SUPPLIED DATA.

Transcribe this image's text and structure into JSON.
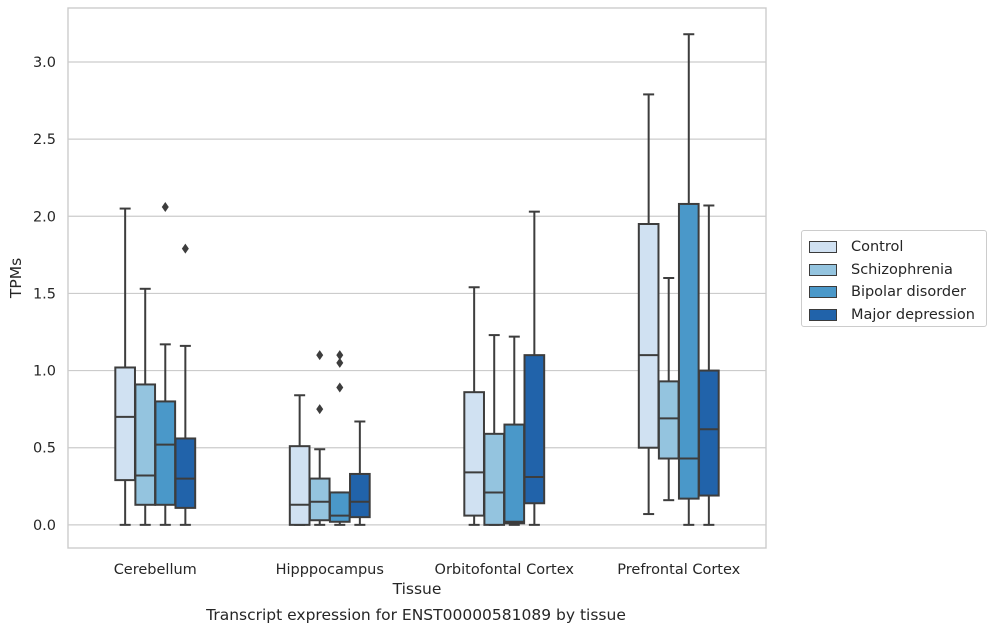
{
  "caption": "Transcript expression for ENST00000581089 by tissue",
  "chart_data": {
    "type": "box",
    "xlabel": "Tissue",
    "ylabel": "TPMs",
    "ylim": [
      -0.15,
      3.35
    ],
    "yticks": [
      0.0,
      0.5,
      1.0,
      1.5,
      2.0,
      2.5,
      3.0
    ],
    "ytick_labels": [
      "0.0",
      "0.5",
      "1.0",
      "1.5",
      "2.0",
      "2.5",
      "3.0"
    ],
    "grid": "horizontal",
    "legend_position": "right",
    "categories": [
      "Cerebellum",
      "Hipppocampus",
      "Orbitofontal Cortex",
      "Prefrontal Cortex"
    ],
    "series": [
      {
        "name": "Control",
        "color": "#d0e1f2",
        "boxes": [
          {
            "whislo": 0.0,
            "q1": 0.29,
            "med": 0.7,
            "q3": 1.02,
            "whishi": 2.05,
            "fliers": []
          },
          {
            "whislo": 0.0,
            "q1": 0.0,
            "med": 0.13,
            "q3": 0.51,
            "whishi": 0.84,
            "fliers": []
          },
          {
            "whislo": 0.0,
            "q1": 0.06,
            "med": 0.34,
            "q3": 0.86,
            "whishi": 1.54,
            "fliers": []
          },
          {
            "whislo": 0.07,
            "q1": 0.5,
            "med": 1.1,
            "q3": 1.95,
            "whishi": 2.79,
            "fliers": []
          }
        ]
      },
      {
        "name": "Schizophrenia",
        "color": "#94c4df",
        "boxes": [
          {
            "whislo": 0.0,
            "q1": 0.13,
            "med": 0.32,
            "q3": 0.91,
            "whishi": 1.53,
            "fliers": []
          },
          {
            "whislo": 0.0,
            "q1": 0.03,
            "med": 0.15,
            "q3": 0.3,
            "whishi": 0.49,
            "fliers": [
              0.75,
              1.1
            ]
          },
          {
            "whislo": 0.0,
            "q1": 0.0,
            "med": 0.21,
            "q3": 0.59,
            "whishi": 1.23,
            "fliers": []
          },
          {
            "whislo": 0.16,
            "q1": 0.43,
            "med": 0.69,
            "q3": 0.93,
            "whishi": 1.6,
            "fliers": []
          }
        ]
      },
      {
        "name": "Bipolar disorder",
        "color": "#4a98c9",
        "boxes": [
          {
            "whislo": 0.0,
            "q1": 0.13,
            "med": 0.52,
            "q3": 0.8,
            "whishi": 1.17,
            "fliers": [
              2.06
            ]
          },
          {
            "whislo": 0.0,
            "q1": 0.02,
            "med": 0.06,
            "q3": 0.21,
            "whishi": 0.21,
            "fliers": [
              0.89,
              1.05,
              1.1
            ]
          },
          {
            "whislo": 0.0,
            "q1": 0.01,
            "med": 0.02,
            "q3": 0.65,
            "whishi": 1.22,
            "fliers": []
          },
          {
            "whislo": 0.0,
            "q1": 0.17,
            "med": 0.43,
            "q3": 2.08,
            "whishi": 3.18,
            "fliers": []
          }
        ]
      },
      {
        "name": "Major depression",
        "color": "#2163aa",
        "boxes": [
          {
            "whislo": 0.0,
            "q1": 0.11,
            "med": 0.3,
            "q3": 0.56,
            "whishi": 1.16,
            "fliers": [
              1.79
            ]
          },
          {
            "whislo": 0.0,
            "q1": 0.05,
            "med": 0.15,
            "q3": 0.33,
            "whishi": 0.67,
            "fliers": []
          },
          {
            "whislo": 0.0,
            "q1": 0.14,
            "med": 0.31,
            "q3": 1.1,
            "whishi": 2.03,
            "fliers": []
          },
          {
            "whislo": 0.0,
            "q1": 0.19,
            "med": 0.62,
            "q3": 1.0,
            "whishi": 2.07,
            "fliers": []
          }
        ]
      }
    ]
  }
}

---

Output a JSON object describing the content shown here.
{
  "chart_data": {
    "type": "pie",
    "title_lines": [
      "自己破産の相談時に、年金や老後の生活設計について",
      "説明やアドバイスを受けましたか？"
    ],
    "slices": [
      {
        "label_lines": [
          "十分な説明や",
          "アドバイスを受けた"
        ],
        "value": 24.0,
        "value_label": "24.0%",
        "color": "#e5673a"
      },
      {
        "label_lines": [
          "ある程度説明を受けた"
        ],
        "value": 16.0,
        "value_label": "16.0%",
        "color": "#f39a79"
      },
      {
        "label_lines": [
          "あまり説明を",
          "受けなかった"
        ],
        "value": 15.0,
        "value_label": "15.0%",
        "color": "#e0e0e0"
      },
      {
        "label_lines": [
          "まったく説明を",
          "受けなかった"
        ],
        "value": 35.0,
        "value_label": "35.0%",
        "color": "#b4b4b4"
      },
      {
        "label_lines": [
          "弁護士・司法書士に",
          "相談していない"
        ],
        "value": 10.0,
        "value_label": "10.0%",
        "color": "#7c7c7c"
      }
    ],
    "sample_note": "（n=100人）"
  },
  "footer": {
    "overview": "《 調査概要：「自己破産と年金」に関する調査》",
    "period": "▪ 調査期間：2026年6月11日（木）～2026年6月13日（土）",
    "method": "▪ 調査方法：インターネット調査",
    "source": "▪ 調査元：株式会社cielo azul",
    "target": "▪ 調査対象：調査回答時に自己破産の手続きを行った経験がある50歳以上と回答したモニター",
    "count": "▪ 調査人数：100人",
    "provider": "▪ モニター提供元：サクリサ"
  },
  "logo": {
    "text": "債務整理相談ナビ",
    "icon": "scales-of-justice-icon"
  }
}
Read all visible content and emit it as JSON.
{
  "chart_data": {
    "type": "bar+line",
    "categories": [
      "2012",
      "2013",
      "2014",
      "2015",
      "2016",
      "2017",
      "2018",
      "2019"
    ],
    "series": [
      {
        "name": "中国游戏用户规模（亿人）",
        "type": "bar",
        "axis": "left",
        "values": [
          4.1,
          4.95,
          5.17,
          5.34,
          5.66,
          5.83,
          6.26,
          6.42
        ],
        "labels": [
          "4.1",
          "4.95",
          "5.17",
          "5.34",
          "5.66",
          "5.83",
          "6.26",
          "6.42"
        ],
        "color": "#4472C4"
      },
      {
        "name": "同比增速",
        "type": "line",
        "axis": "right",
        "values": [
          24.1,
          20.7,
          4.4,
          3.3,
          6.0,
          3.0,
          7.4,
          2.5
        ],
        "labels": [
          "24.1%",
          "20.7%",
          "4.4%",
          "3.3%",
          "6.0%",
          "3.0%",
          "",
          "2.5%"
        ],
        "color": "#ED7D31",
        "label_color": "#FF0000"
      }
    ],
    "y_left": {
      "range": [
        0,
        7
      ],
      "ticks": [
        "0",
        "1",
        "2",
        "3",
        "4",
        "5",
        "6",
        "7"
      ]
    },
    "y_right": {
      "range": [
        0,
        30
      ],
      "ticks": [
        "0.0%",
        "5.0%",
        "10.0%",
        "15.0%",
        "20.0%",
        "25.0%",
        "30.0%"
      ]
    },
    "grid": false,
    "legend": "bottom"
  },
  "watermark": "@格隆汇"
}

SET PROBLEM. Show all lines in the entries above where the word "content" appears.

OUTPUT.
Output a JSON object describing the content shown here.
Read all visible content and emit it as JSON.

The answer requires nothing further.